[Dataset items]
- - -

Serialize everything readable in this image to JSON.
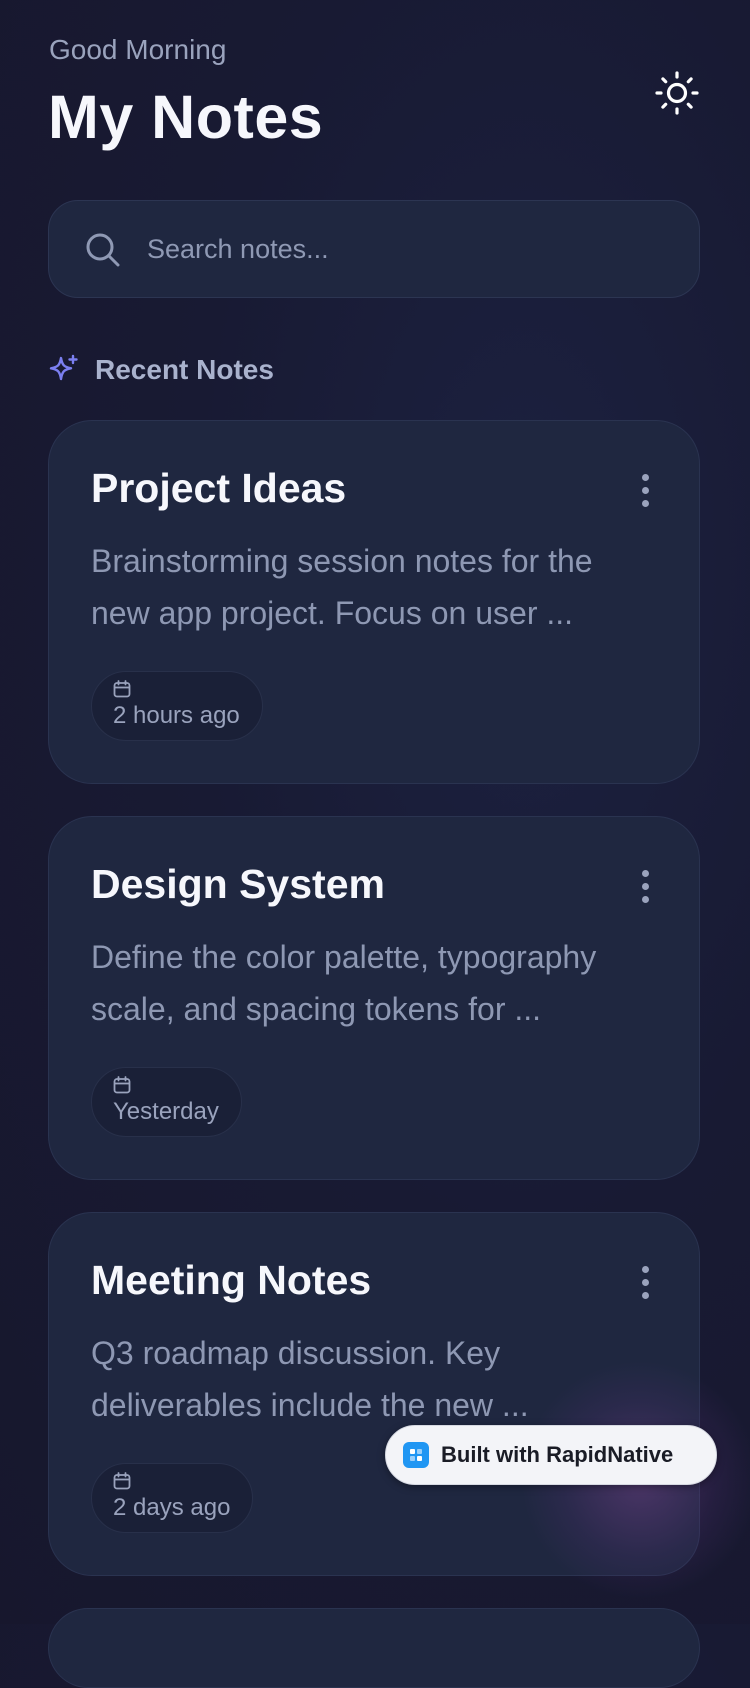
{
  "header": {
    "greeting": "Good Morning",
    "title": "My Notes",
    "theme_toggle_icon": "sun-icon"
  },
  "search": {
    "placeholder": "Search notes...",
    "value": "",
    "icon": "search-icon"
  },
  "section": {
    "title": "Recent Notes",
    "icon": "sparkles-icon"
  },
  "notes": [
    {
      "title": "Project Ideas",
      "excerpt": "Brainstorming session notes for the new app project. Focus on user ...",
      "date": "2 hours ago"
    },
    {
      "title": "Design System",
      "excerpt": "Define the color palette, typography scale, and spacing tokens for ...",
      "date": "Yesterday"
    },
    {
      "title": "Meeting Notes",
      "excerpt": "Q3 roadmap discussion. Key deliverables include the new ...",
      "date": "2 days ago"
    }
  ],
  "badge": {
    "label": "Built with RapidNative"
  },
  "colors": {
    "background": "#181a33",
    "card": "#1f2740",
    "accent": "#7b7ff0",
    "text_primary": "#f6f7fc",
    "text_secondary": "#8e98b3"
  }
}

- - -

Leave out the pictures and repeat everything else in the records exactly.

Serialize everything readable in this image to JSON.
{
  "header": {
    "greeting": "Good Morning",
    "title": "My Notes",
    "theme_toggle_icon": "sun-icon"
  },
  "search": {
    "placeholder": "Search notes...",
    "value": "",
    "icon": "search-icon"
  },
  "section": {
    "title": "Recent Notes",
    "icon": "sparkles-icon"
  },
  "notes": [
    {
      "title": "Project Ideas",
      "excerpt": "Brainstorming session notes for the new app project. Focus on user ...",
      "date": "2 hours ago"
    },
    {
      "title": "Design System",
      "excerpt": "Define the color palette, typography scale, and spacing tokens for ...",
      "date": "Yesterday"
    },
    {
      "title": "Meeting Notes",
      "excerpt": "Q3 roadmap discussion. Key deliverables include the new ...",
      "date": "2 days ago"
    }
  ],
  "badge": {
    "label": "Built with RapidNative"
  },
  "colors": {
    "background": "#181a33",
    "card": "#1f2740",
    "accent": "#7b7ff0",
    "text_primary": "#f6f7fc",
    "text_secondary": "#8e98b3"
  }
}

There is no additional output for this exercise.